Available data
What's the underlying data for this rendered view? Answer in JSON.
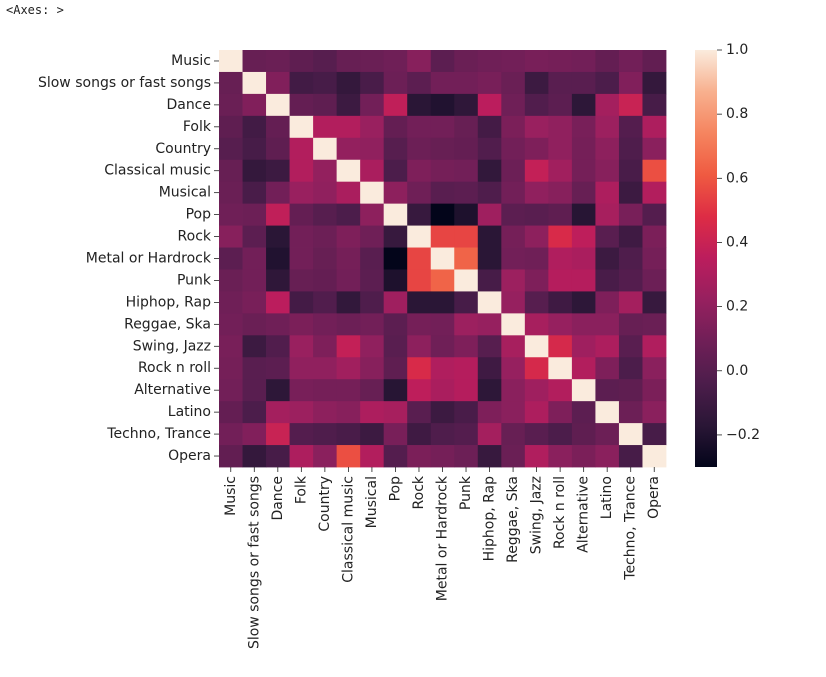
{
  "output_label": "<Axes: >",
  "chart_data": {
    "type": "heatmap",
    "labels": [
      "Music",
      "Slow songs or fast songs",
      "Dance",
      "Folk",
      "Country",
      "Classical music",
      "Musical",
      "Pop",
      "Rock",
      "Metal or Hardrock",
      "Punk",
      "Hiphop, Rap",
      "Reggae, Ska",
      "Swing, Jazz",
      "Rock n roll",
      "Alternative",
      "Latino",
      "Techno, Trance",
      "Opera"
    ],
    "matrix": [
      [
        1.0,
        0.06,
        0.07,
        0.03,
        0.0,
        0.06,
        0.07,
        0.09,
        0.17,
        0.02,
        0.07,
        0.09,
        0.1,
        0.12,
        0.11,
        0.1,
        0.05,
        0.1,
        0.04
      ],
      [
        0.06,
        1.0,
        0.15,
        -0.08,
        -0.06,
        -0.13,
        -0.05,
        0.08,
        0.02,
        0.1,
        0.1,
        0.12,
        0.07,
        -0.1,
        0.01,
        0.01,
        -0.04,
        0.15,
        -0.13
      ],
      [
        0.07,
        0.15,
        1.0,
        0.05,
        0.03,
        -0.1,
        0.1,
        0.37,
        -0.17,
        -0.2,
        -0.15,
        0.35,
        0.09,
        -0.02,
        0.02,
        -0.16,
        0.27,
        0.4,
        -0.06
      ],
      [
        0.03,
        -0.08,
        0.05,
        1.0,
        0.32,
        0.32,
        0.23,
        0.05,
        0.1,
        0.1,
        0.06,
        -0.07,
        0.13,
        0.23,
        0.2,
        0.12,
        0.24,
        -0.01,
        0.3
      ],
      [
        0.0,
        -0.06,
        0.03,
        0.32,
        1.0,
        0.21,
        0.2,
        0.0,
        0.08,
        0.06,
        0.05,
        -0.02,
        0.1,
        0.14,
        0.2,
        0.11,
        0.19,
        -0.03,
        0.18
      ],
      [
        0.06,
        -0.13,
        -0.1,
        0.32,
        0.21,
        1.0,
        0.29,
        -0.04,
        0.14,
        0.11,
        0.1,
        -0.14,
        0.08,
        0.38,
        0.26,
        0.11,
        0.17,
        -0.05,
        0.58
      ],
      [
        0.07,
        -0.05,
        0.1,
        0.23,
        0.2,
        0.29,
        1.0,
        0.19,
        0.09,
        0.01,
        0.02,
        -0.03,
        0.1,
        0.2,
        0.17,
        0.06,
        0.3,
        -0.1,
        0.32
      ],
      [
        0.09,
        0.08,
        0.37,
        0.05,
        0.0,
        -0.04,
        0.19,
        1.0,
        -0.12,
        -0.3,
        -0.21,
        0.25,
        0.02,
        0.01,
        0.03,
        -0.18,
        0.28,
        0.12,
        -0.01
      ],
      [
        0.17,
        0.02,
        -0.17,
        0.1,
        0.08,
        0.14,
        0.09,
        -0.12,
        1.0,
        0.55,
        0.55,
        -0.17,
        0.11,
        0.19,
        0.46,
        0.36,
        0.01,
        -0.09,
        0.13
      ],
      [
        0.02,
        0.1,
        -0.2,
        0.1,
        0.06,
        0.11,
        0.01,
        -0.3,
        0.55,
        1.0,
        0.64,
        -0.17,
        0.1,
        0.09,
        0.31,
        0.29,
        -0.1,
        -0.03,
        0.11
      ],
      [
        0.07,
        0.1,
        -0.15,
        0.06,
        0.05,
        0.1,
        0.02,
        -0.21,
        0.55,
        0.64,
        1.0,
        -0.06,
        0.24,
        0.14,
        0.33,
        0.33,
        -0.05,
        -0.01,
        0.08
      ],
      [
        0.09,
        0.12,
        0.35,
        -0.07,
        -0.02,
        -0.14,
        -0.03,
        0.25,
        -0.17,
        -0.17,
        -0.06,
        1.0,
        0.22,
        0.0,
        -0.09,
        -0.16,
        0.14,
        0.27,
        -0.12
      ],
      [
        0.1,
        0.07,
        0.09,
        0.13,
        0.1,
        0.08,
        0.1,
        0.02,
        0.11,
        0.1,
        0.24,
        0.22,
        1.0,
        0.28,
        0.22,
        0.18,
        0.18,
        0.06,
        0.07
      ],
      [
        0.12,
        -0.1,
        -0.02,
        0.23,
        0.14,
        0.38,
        0.2,
        0.01,
        0.19,
        0.09,
        0.14,
        0.0,
        0.28,
        1.0,
        0.45,
        0.25,
        0.3,
        0.01,
        0.31
      ],
      [
        0.11,
        0.01,
        0.02,
        0.2,
        0.2,
        0.26,
        0.17,
        0.03,
        0.46,
        0.31,
        0.33,
        -0.09,
        0.22,
        0.45,
        1.0,
        0.32,
        0.14,
        -0.04,
        0.18
      ],
      [
        0.1,
        0.01,
        -0.16,
        0.12,
        0.11,
        0.11,
        0.06,
        -0.18,
        0.36,
        0.29,
        0.33,
        -0.16,
        0.18,
        0.25,
        0.32,
        1.0,
        0.02,
        0.03,
        0.13
      ],
      [
        0.05,
        -0.04,
        0.27,
        0.24,
        0.19,
        0.17,
        0.3,
        0.28,
        0.01,
        -0.1,
        -0.05,
        0.14,
        0.18,
        0.3,
        0.14,
        0.02,
        1.0,
        0.08,
        0.18
      ],
      [
        0.1,
        0.15,
        0.4,
        -0.01,
        -0.03,
        -0.05,
        -0.1,
        0.12,
        -0.09,
        -0.03,
        -0.01,
        0.27,
        0.06,
        0.01,
        -0.04,
        0.03,
        0.08,
        1.0,
        -0.06
      ],
      [
        0.04,
        -0.13,
        -0.06,
        0.3,
        0.18,
        0.58,
        0.32,
        -0.01,
        0.13,
        0.11,
        0.08,
        -0.12,
        0.07,
        0.31,
        0.18,
        0.13,
        0.18,
        -0.06,
        1.0
      ]
    ],
    "vmin": -0.3,
    "vmax": 1.0,
    "colormap": "rocket",
    "colorbar_ticks": [
      "1.0",
      "0.8",
      "0.6",
      "0.4",
      "0.2",
      "0.0",
      "−0.2"
    ],
    "colorbar_tick_values": [
      1.0,
      0.8,
      0.6,
      0.4,
      0.2,
      0.0,
      -0.2
    ],
    "colorbar_placement": "right",
    "grid": false
  }
}
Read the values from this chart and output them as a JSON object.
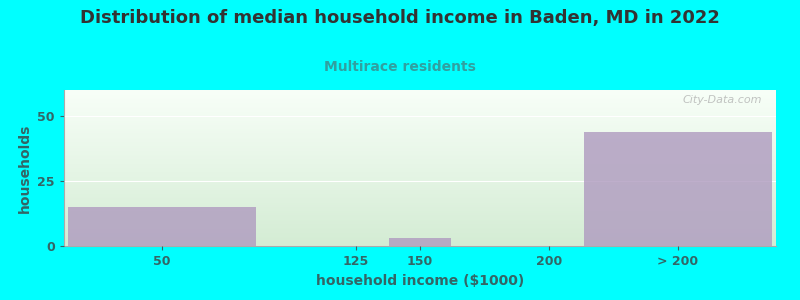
{
  "title": "Distribution of median household income in Baden, MD in 2022",
  "subtitle": "Multirace residents",
  "xlabel": "household income ($1000)",
  "ylabel": "households",
  "bar_categories": [
    "50",
    "125",
    "150",
    "200",
    "> 200"
  ],
  "bar_values": [
    15,
    0,
    3,
    0,
    44
  ],
  "bar_color": "#b09cc0",
  "bar_positions": [
    50,
    125,
    150,
    200,
    250
  ],
  "bar_widths": [
    75,
    25,
    25,
    25,
    75
  ],
  "ylim": [
    0,
    60
  ],
  "yticks": [
    0,
    25,
    50
  ],
  "xtick_labels": [
    "50",
    "125",
    "150",
    "200",
    "> 200"
  ],
  "xtick_positions": [
    50,
    125,
    150,
    200,
    250
  ],
  "xlim": [
    12,
    288
  ],
  "background_color": "#00ffff",
  "plot_bg_gradient_top": "#f8fff8",
  "plot_bg_gradient_bottom": "#d4ecd4",
  "title_color": "#333333",
  "subtitle_color": "#30a0a0",
  "axis_label_color": "#336666",
  "tick_color": "#336666",
  "watermark": "City-Data.com",
  "title_fontsize": 13,
  "subtitle_fontsize": 10,
  "label_fontsize": 10,
  "tick_fontsize": 9
}
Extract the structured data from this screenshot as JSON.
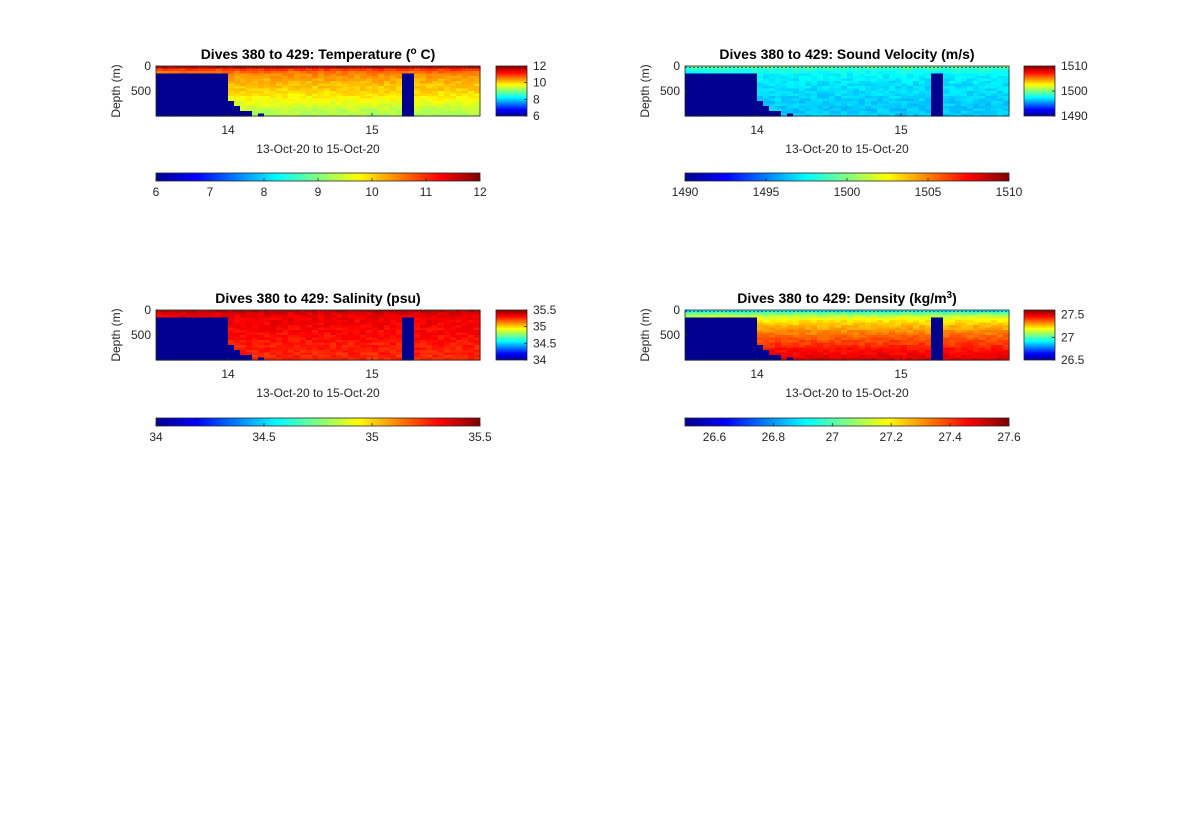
{
  "chart_data": [
    {
      "type": "heatmap",
      "title": "Dives 380 to 429: Temperature (",
      "title_sup": "o",
      "title_tail": " C)",
      "xlabel": "13-Oct-20 to 15-Oct-20",
      "ylabel": "Depth (m)",
      "xlim": [
        13.5,
        15.75
      ],
      "ylim": [
        0,
        1000
      ],
      "xticks": [
        14,
        15
      ],
      "xtick_labels": [
        "14",
        "15"
      ],
      "yticks": [
        0,
        500
      ],
      "ytick_labels": [
        "0",
        "500"
      ],
      "zrange": [
        6,
        12
      ],
      "colorbar_ticks": [
        12,
        10,
        8,
        6
      ],
      "horizontal_colorbar_ticks": [
        6,
        7,
        8,
        9,
        10,
        11,
        12
      ],
      "profile": [
        [
          0,
          11.8
        ],
        [
          40,
          11.5
        ],
        [
          80,
          10.8
        ],
        [
          150,
          10.5
        ],
        [
          300,
          10.2
        ],
        [
          500,
          10.0
        ],
        [
          700,
          9.7
        ],
        [
          850,
          9.4
        ],
        [
          1000,
          9.2
        ]
      ],
      "colormap": "jet"
    },
    {
      "type": "heatmap",
      "title": "Dives 380 to 429: Sound Velocity (m/s)",
      "xlabel": "13-Oct-20 to 15-Oct-20",
      "ylabel": "Depth (m)",
      "xlim": [
        13.5,
        15.75
      ],
      "ylim": [
        0,
        1000
      ],
      "xticks": [
        14,
        15
      ],
      "xtick_labels": [
        "14",
        "15"
      ],
      "yticks": [
        0,
        500
      ],
      "ytick_labels": [
        "0",
        "500"
      ],
      "zrange": [
        1490,
        1510
      ],
      "colorbar_ticks": [
        1510,
        1500,
        1490
      ],
      "horizontal_colorbar_ticks": [
        1490,
        1495,
        1500,
        1505,
        1510
      ],
      "profile": [
        [
          0,
          1500.5
        ],
        [
          40,
          1498.5
        ],
        [
          150,
          1497.5
        ],
        [
          300,
          1497.0
        ],
        [
          500,
          1496.8
        ],
        [
          700,
          1496.6
        ],
        [
          850,
          1496.4
        ],
        [
          1000,
          1496.5
        ]
      ],
      "colormap": "jet"
    },
    {
      "type": "heatmap",
      "title": "Dives 380 to 429: Salinity (psu)",
      "xlabel": "13-Oct-20 to 15-Oct-20",
      "ylabel": "Depth (m)",
      "xlim": [
        13.5,
        15.75
      ],
      "ylim": [
        0,
        1000
      ],
      "xticks": [
        14,
        15
      ],
      "xtick_labels": [
        "14",
        "15"
      ],
      "yticks": [
        0,
        500
      ],
      "ytick_labels": [
        "0",
        "500"
      ],
      "zrange": [
        34,
        35.5
      ],
      "colorbar_ticks": [
        35.5,
        35,
        34.5,
        34
      ],
      "horizontal_colorbar_ticks": [
        34,
        34.5,
        35,
        35.5
      ],
      "profile": [
        [
          0,
          35.42
        ],
        [
          80,
          35.35
        ],
        [
          200,
          35.33
        ],
        [
          500,
          35.3
        ],
        [
          800,
          35.27
        ],
        [
          1000,
          35.25
        ]
      ],
      "colormap": "jet"
    },
    {
      "type": "heatmap",
      "title": "Dives 380 to 429: Density (kg/m",
      "title_sup": "3",
      "title_tail": ")",
      "xlabel": "13-Oct-20 to 15-Oct-20",
      "ylabel": "Depth (m)",
      "xlim": [
        13.5,
        15.75
      ],
      "ylim": [
        0,
        1000
      ],
      "xticks": [
        14,
        15
      ],
      "xtick_labels": [
        "14",
        "15"
      ],
      "yticks": [
        0,
        500
      ],
      "ytick_labels": [
        "0",
        "500"
      ],
      "zrange": [
        26.5,
        27.6
      ],
      "colorbar_ticks": [
        27.5,
        27,
        26.5
      ],
      "horizontal_colorbar_ticks": [
        26.6,
        26.8,
        27,
        27.2,
        27.4,
        27.6
      ],
      "profile": [
        [
          0,
          26.85
        ],
        [
          40,
          26.95
        ],
        [
          100,
          27.1
        ],
        [
          200,
          27.2
        ],
        [
          400,
          27.3
        ],
        [
          600,
          27.38
        ],
        [
          800,
          27.45
        ],
        [
          1000,
          27.5
        ]
      ],
      "colormap": "jet"
    }
  ]
}
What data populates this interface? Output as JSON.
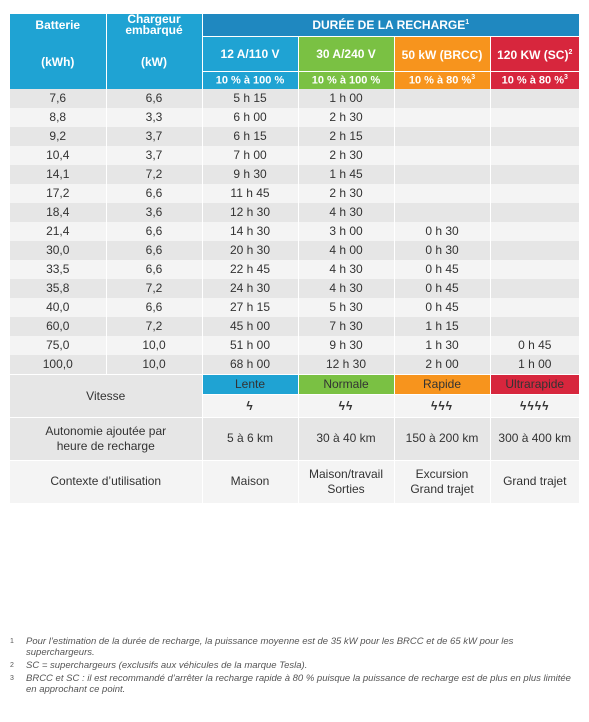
{
  "header": {
    "batterie": "Batterie",
    "chargeur": "Chargeur embarqué",
    "kwh": "(kWh)",
    "kw": "(kW)",
    "duree_title": "DURÉE DE LA RECHARGE",
    "duree_sup": "1",
    "cols": [
      {
        "name": "12 A/110 V",
        "sup": "",
        "range": "10 % à 100 %",
        "range_sup": ""
      },
      {
        "name": "30 A/240 V",
        "sup": "",
        "range": "10 % à 100 %",
        "range_sup": ""
      },
      {
        "name": "50 kW (BRCC)",
        "sup": "",
        "range": "10 % à 80 %",
        "range_sup": "3"
      },
      {
        "name": "120 KW (SC)",
        "sup": "2",
        "range": "10 % à 80 %",
        "range_sup": "3"
      }
    ]
  },
  "rows": [
    [
      "7,6",
      "6,6",
      "5 h 15",
      "1 h 00",
      "",
      ""
    ],
    [
      "8,8",
      "3,3",
      "6 h 00",
      "2 h 30",
      "",
      ""
    ],
    [
      "9,2",
      "3,7",
      "6 h 15",
      "2 h 15",
      "",
      ""
    ],
    [
      "10,4",
      "3,7",
      "7 h 00",
      "2 h 30",
      "",
      ""
    ],
    [
      "14,1",
      "7,2",
      "9 h 30",
      "1 h 45",
      "",
      ""
    ],
    [
      "17,2",
      "6,6",
      "11 h 45",
      "2 h 30",
      "",
      ""
    ],
    [
      "18,4",
      "3,6",
      "12 h 30",
      "4 h 30",
      "",
      ""
    ],
    [
      "21,4",
      "6,6",
      "14 h 30",
      "3 h 00",
      "0 h 30",
      ""
    ],
    [
      "30,0",
      "6,6",
      "20 h 30",
      "4 h 00",
      "0 h 30",
      ""
    ],
    [
      "33,5",
      "6,6",
      "22 h 45",
      "4 h 30",
      "0 h 45",
      ""
    ],
    [
      "35,8",
      "7,2",
      "24 h 30",
      "4 h 30",
      "0 h 45",
      ""
    ],
    [
      "40,0",
      "6,6",
      "27 h 15",
      "5 h 30",
      "0 h 45",
      ""
    ],
    [
      "60,0",
      "7,2",
      "45 h 00",
      "7 h 30",
      "1 h 15",
      ""
    ],
    [
      "75,0",
      "10,0",
      "51 h 00",
      "9 h 30",
      "1 h 30",
      "0 h 45"
    ],
    [
      "100,0",
      "10,0",
      "68 h 00",
      "12 h 30",
      "2 h 00",
      "1 h 00"
    ]
  ],
  "vitesse": {
    "label": "Vitesse",
    "levels": [
      "Lente",
      "Normale",
      "Rapide",
      "Ultrarapide"
    ],
    "bolts": [
      "ϟ",
      "ϟϟ",
      "ϟϟϟ",
      "ϟϟϟϟ"
    ],
    "icon_names": [
      "lightning-icon",
      "lightning-icon",
      "lightning-icon",
      "lightning-icon"
    ]
  },
  "autonomie": {
    "label": "Autonomie ajoutée par heure de recharge",
    "values": [
      "5 à 6 km",
      "30 à 40 km",
      "150 à 200 km",
      "300 à 400 km"
    ]
  },
  "contexte": {
    "label": "Contexte d’utilisation",
    "values": [
      "Maison",
      "Maison/travail Sorties",
      "Excursion Grand trajet",
      "Grand trajet"
    ]
  },
  "notes": [
    {
      "num": "1",
      "text": "Pour l’estimation de la durée de recharge, la puissance moyenne est de 35 kW pour les BRCC et de 65 kW pour les superchargeurs."
    },
    {
      "num": "2",
      "text": "SC = superchargeurs (exclusifs aux véhicules de la marque Tesla)."
    },
    {
      "num": "3",
      "text": "BRCC et SC : il est recommandé d’arrêter la recharge rapide à 80 % puisque la puissance de recharge est de plus en plus limitée en approchant ce point."
    }
  ],
  "colors": {
    "lente": "#1fa3d3",
    "normale": "#7ac143",
    "rapide": "#f7941d",
    "ultra": "#d7263d",
    "header_dark": "#1f88c0"
  }
}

Required task
Using the entries above, find all lines with "this". Copy them.

Complete response
What's the underlying data for this rendered view? Answer in JSON.
Read the values from this chart and output them as a JSON object.
Extract the structured data from this screenshot as JSON.
What data populates this interface? Output as JSON.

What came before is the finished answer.